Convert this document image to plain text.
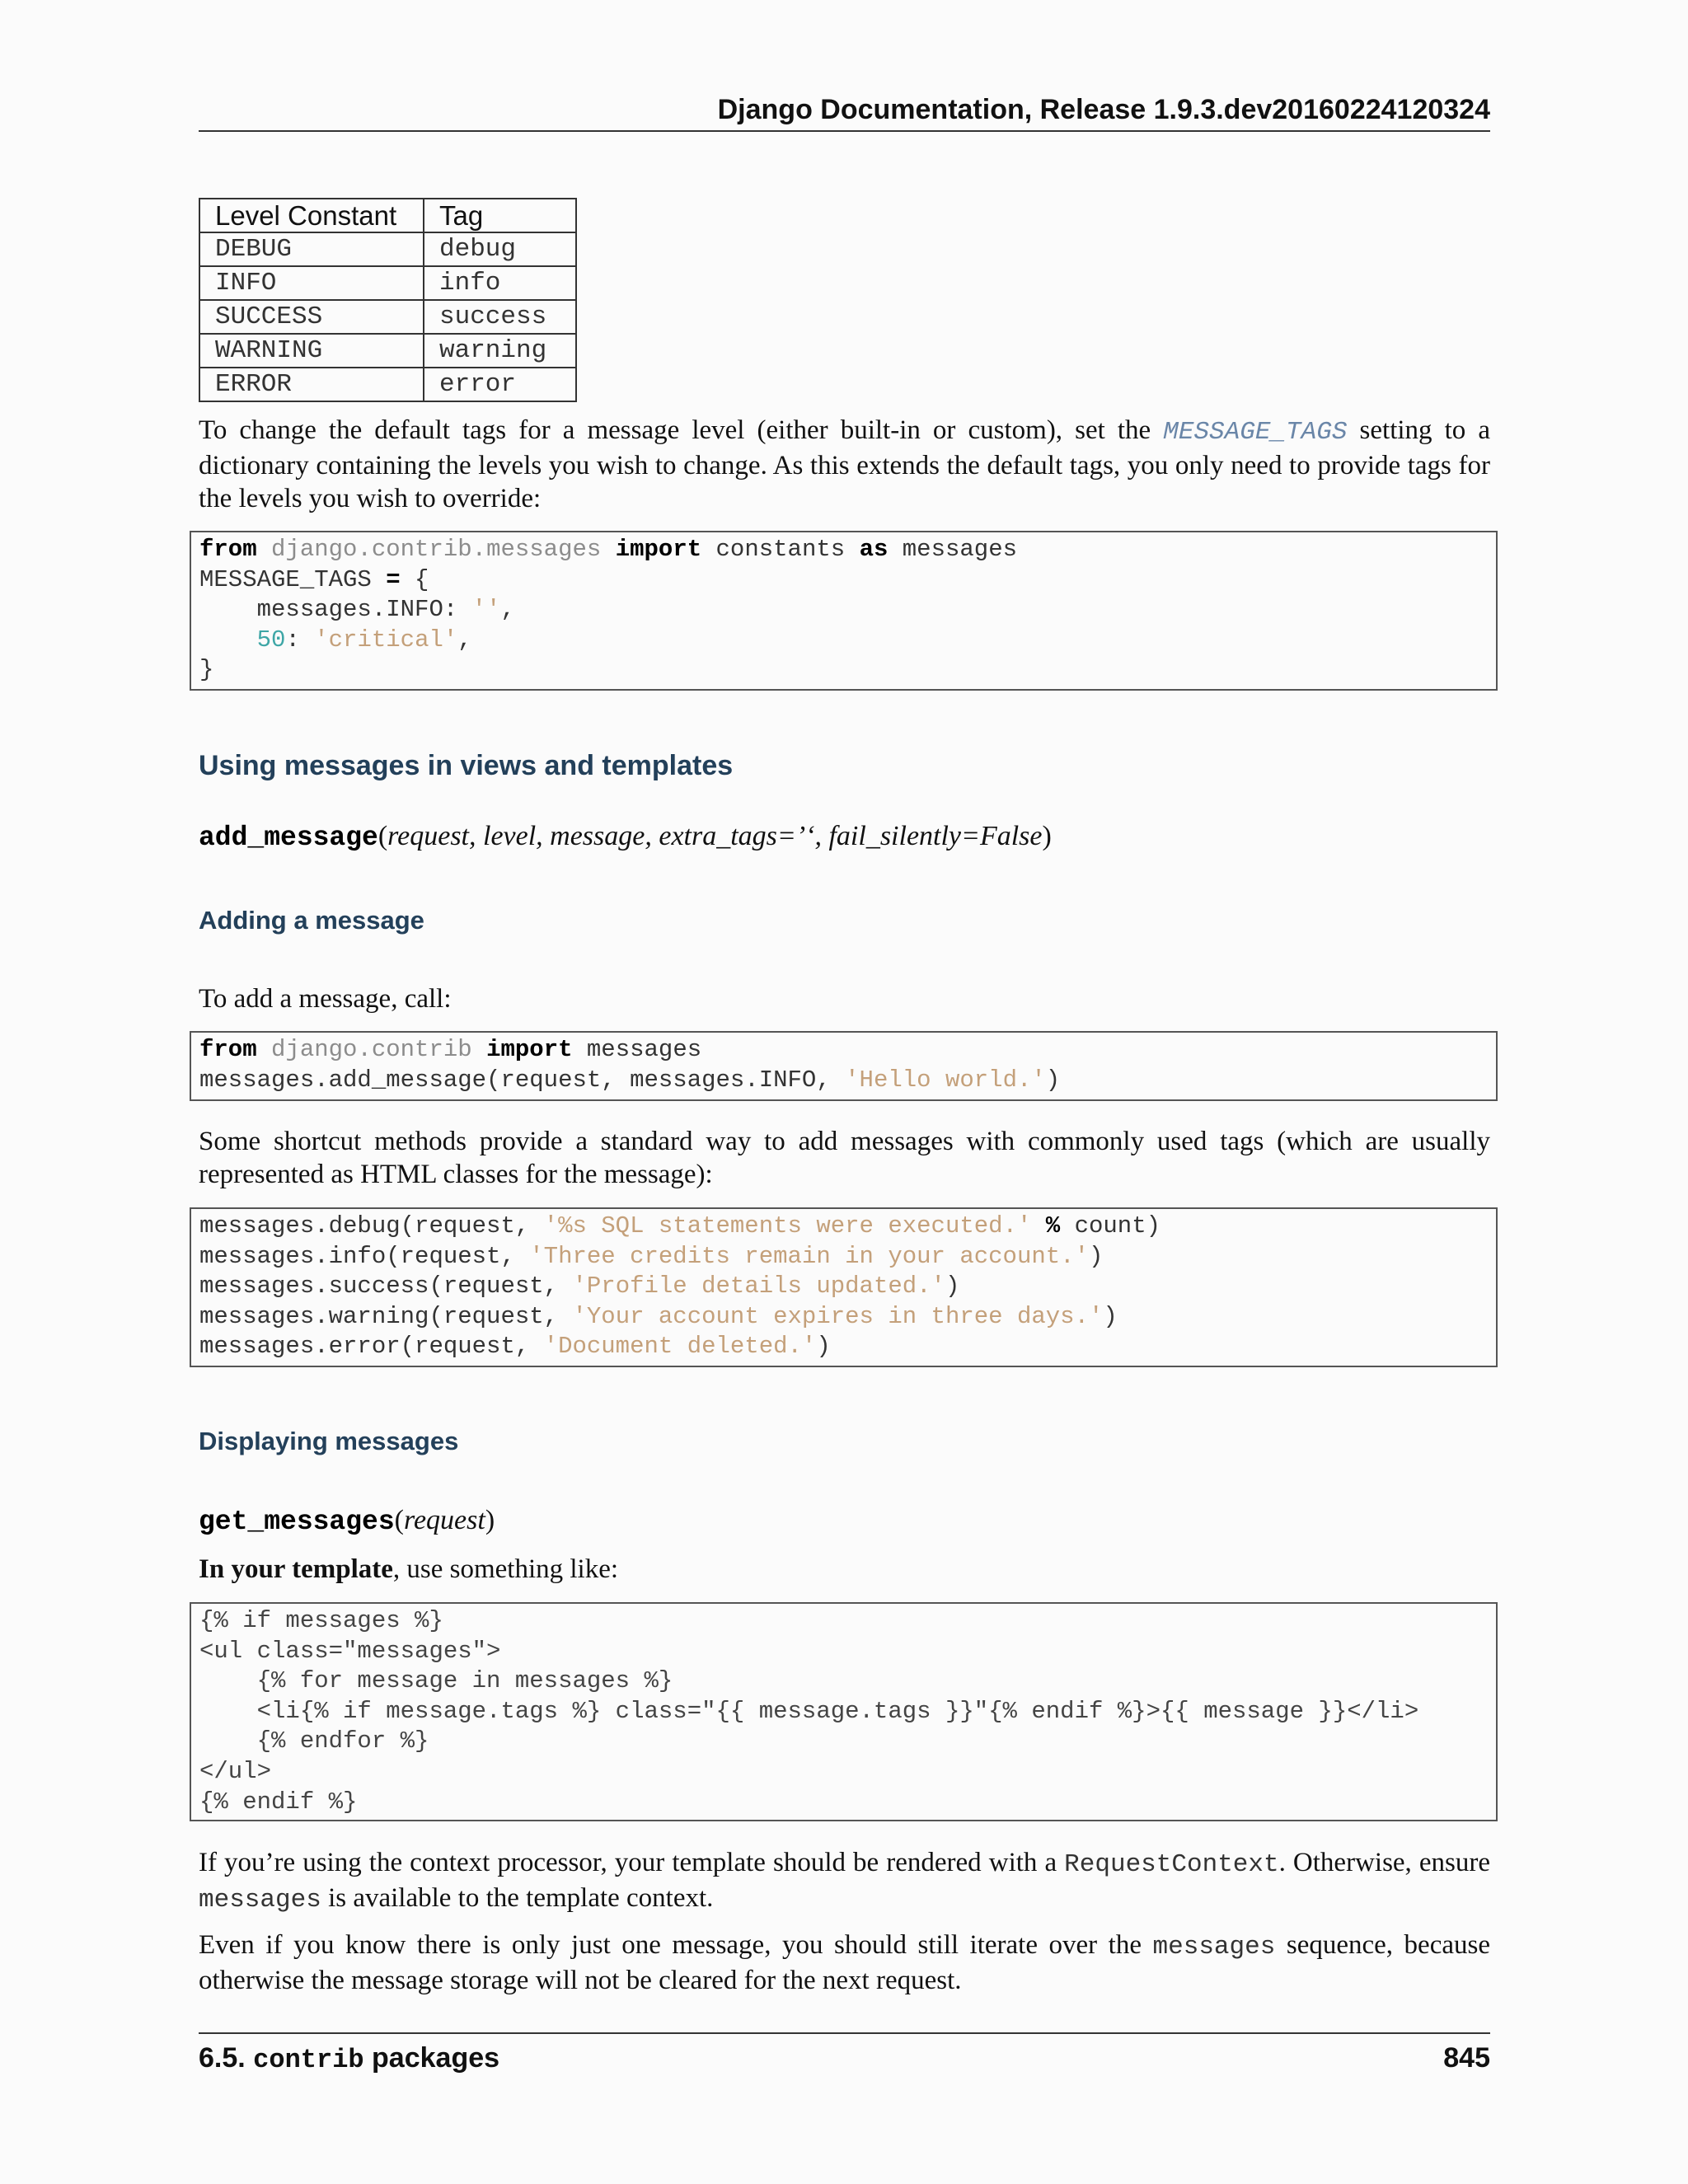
Django Documentation, Release 1.9.3.dev20160224120324
Level Constant	Tag
DEBUG	debug
INFO	info
SUCCESS	success
WARNING	warning
ERROR	error
To change the default tags for a message level (either built-in or custom), set the MESSAGE_TAGS setting to a dictionary containing the levels you wish to change. As this extends the default tags, you only need to provide tags for the levels you wish to override:
from django.contrib.messages import constants as messages
MESSAGE_TAGS = {
messages.INFO: '',
50: 'critical',
}
Using messages in views and templates
add_message(request, level, message, extra_tags=’‘, fail_silently=False)
Adding a message
To add a message, call:
from django.contrib import messages
messages.add_message(request, messages.INFO, 'Hello world.')
Some shortcut methods provide a standard way to add messages with commonly used tags (which are usually represented as HTML classes for the message):
messages.debug(request, '%s SQL statements were executed.' % count)
messages.info(request, 'Three credits remain in your account.')
messages.success(request, 'Profile details updated.')
messages.warning(request, 'Your account expires in three days.')
messages.error(request, 'Document deleted.')
Displaying messages
get_messages(request)
In your template, use something like:
{% if messages %}
<ul class="messages">
{% for message in messages %}
<li{% if message.tags %} class="{{ message.tags }}"{% endif %}>{{ message }}</li>
{% endfor %}
</ul>
{% endif %}
If you’re using the context processor, your template should be rendered with a RequestContext. Otherwise, ensure messages is available to the template context.
Even if you know there is only just one message, you should still iterate over the messages sequence, because otherwise the message storage will not be cleared for the next request.
6.5. contrib packages	845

=-=-=-=-=

> [INSTRUCTIONS TO FOLLOW]: Output the material word for word, omitting its pictures.

> [FINISHED ANSWER]:
Convert this document image to plain text.
Django Documentation, Release 1.9.3.dev20160224120324
Level Constant	Tag
DEBUG	debug
INFO	info
SUCCESS	success
WARNING	warning
ERROR	error
To change the default tags for a message level (either built-in or custom), set the MESSAGE_TAGS setting to a dictionary containing the levels you wish to change. As this extends the default tags, you only need to provide tags for the levels you wish to override:
from django.contrib.messages import constants as messages
MESSAGE_TAGS = {
messages.INFO: '',
50: 'critical',
}
Using messages in views and templates
add_message(request, level, message, extra_tags=’‘, fail_silently=False)
Adding a message
To add a message, call:
from django.contrib import messages
messages.add_message(request, messages.INFO, 'Hello world.')
Some shortcut methods provide a standard way to add messages with commonly used tags (which are usually represented as HTML classes for the message):
messages.debug(request, '%s SQL statements were executed.' % count)
messages.info(request, 'Three credits remain in your account.')
messages.success(request, 'Profile details updated.')
messages.warning(request, 'Your account expires in three days.')
messages.error(request, 'Document deleted.')
Displaying messages
get_messages(request)
In your template, use something like:
{% if messages %}
<ul class="messages">
{% for message in messages %}
<li{% if message.tags %} class="{{ message.tags }}"{% endif %}>{{ message }}</li>
{% endfor %}
</ul>
{% endif %}
If you’re using the context processor, your template should be rendered with a RequestContext. Otherwise, ensure messages is available to the template context.
Even if you know there is only just one message, you should still iterate over the messages sequence, because otherwise the message storage will not be cleared for the next request.
6.5. contrib packages	845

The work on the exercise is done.